▶ **Apply what you read**:
1) Rename "witnesses" as "panelists" while giving the stretch of the article on the Senate hearing about artificial intelligence from "Senators questioned the" through "workers moving forward.".
2) Write what follows the last sentence of the article on the Senate hearing about artificial intelligence.

▶ **Document segment**:
WASHINGTON (TND) — Senators held another hearing on the impact artificial intelligence will have on the future of society and the economy as lawmakers continue their scramble to figure out how to create the first-ever regulations and guardrails for the rapidly advancing technology.
It’s the latest in a series of hearings, panels and briefings lawmakers have gone through on Capitol Hill as they try to bring in industry experts and titans in the technology and business worlds into the fold to help shape regulation.
Artificial intelligence has brought predictions ranging from a multitrillion dollar economic boom to a certain financial crisis as its abilities have rapidly developed over the last several years and its use has become more common. Lawmakers are trying to find the sweet spot where they can maximize the potential it offers for companies to make money and advance the world while trying to prevent some of the worst possible outcomes.
Tuesday’s hearing was focused on how the workforce will be able to prepare the workforce for the future to be able to utilize AI and what oversight might be required to ensure humans are still making decisions for businesses. It comes amid concerns that development of artificial intelligence will eventually lead to people being pushed out of their jobs and replaced with computer programs or robots.
“AI is fundamentally different than all that’s come before, and the impact on the workforce will be different and there will ultimately, in my view, be dislocation on a different level than we’ve seen before,” said Bradford Newman, leader of the AI Practice at Baker & McKenzie LLP and co-chairman of the AI subcommittee for the American Bar Association.
With the potential reshaping of the jobs market in mind, senators on the Health, Education and Labor Committee sought guidance from experts on how Congress can help companies find and train the workforce to utilize the tools to create and enhance jobs moving forward.
“How do we deal with the workforce and how do we look at what it is to be educated and ready to succeed in an AI-dominant economy? We are woefully behind in a number of the policies,” said Sen. Tim Kaine, D-Va.
Senators questioned the witnesses on how they can help create an environment that will not require college degrees or advanced training to help people get qualifications to work the jobs of the future that require using AI.
Multiple of the hearing’s witnesses told lawmakers about efforts their organizations are making to create opportunities for people without a college education, form apprenticeship and internship programs that lead to full-time jobs and how Congress can help make training on using the tech more accessible to workers moving forward.

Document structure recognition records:
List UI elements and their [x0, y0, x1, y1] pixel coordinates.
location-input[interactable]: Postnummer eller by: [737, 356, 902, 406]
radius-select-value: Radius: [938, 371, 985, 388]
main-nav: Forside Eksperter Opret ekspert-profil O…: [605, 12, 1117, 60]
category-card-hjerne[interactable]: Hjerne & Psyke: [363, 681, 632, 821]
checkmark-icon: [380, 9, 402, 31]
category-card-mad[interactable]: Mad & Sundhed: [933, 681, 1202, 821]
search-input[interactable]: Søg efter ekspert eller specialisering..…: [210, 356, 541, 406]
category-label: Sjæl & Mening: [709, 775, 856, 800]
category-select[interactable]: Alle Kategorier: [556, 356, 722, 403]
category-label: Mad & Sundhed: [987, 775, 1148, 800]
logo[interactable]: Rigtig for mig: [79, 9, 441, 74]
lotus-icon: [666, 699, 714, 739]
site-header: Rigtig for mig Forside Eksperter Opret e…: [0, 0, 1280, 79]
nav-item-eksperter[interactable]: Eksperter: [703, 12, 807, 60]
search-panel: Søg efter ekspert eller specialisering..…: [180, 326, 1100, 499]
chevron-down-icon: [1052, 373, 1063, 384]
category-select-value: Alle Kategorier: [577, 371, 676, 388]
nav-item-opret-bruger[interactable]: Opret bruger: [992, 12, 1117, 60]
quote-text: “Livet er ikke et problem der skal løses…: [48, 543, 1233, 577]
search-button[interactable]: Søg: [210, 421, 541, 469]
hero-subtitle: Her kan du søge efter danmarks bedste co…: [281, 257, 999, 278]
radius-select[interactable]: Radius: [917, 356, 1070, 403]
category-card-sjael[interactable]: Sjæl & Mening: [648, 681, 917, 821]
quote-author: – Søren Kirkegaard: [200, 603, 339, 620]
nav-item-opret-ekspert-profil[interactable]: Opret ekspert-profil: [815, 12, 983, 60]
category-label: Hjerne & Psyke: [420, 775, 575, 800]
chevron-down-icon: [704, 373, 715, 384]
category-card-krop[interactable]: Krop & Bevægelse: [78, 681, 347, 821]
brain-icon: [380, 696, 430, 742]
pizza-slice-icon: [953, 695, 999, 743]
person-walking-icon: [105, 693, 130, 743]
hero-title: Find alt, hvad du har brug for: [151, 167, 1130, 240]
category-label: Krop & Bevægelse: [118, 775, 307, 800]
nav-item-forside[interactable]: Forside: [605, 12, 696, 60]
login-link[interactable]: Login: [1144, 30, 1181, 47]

▶ **Expected results**:
1)
Senators questioned the panelists on how they can help create an environment that will not require college degrees or advanced training to help people get qualifications to work the jobs of the future that require using AI.
Multiple of the hearing’s panelists told lawmakers about efforts their organizations are making to create opportunities for people without a college education, form apprenticeship and internship programs that lead to full-time jobs and how Congress can help make training on using the tech more accessible to workers moving forward.

2)
“When we talk about how you’re going to use AI, if it’s going to be the bedrock of the new economy, that’s both in terms of workforce and entrepreneurship,” Billingsley said. “If we create the correct framework for people to learn, and be trained with AI in the workforce, we’re actually training up some more responsible people who have more fluid skills in terms of AI.”
Congress is trying to balance innovation within the industry with preventing wide-scale harms that could come along with automated decision-making tools that can quickly pile up if widely implemented. Lawmakers have also raised concerns about potential biases that the tools have been shown to display that are difficult for developers to identify the cause of and program out.
Several experts have testified in a series of hearings in front of various congressional committees about ensuring there is human oversight with the use of any artificial intelligence tool to prevent some of these types of issues.
“Is it going to have an impact on the hiring we’re doing? Is it going to have an impact on another part of the workforce? If we understand the outcomes, then we can understand where human judgment comes to play most and we can think about AI as that copilot that allows someone to be more informed in their judgment,” said Josh Lannin, vice president of productivity technologies at Workday.
The hearing comes a day after President Joe Biden signed a landmark executive order to guide the development of artificial intelligence. Under the order, the industry is required to develop safety and security standards, consumers receive new protections and federal agencies across the government were given a long to-do list studying the effects of the tech and preventing worst-case scenarios from popping up and spiraling out of control.
Industry leaders will be in the Senate again on Wednesday as part of Senate Majority Leader Chuck Schumer’s AI Insight Forum as he continues his push to get urgent action from Congress on AI guidelines.
“We must act with urgency, but also with humility, balancing both innovation and commonsense safeguards, because you can’t do one without the other. We must act with urgency because other countries may take a lead on AI, and countries particularly with values we don’t share,” he said on the Senate floor Monday. “But we must act with humility because this is one of the hardest tasks Congress could undertake because AI is so complicated —so far-reaching and changing all the time.”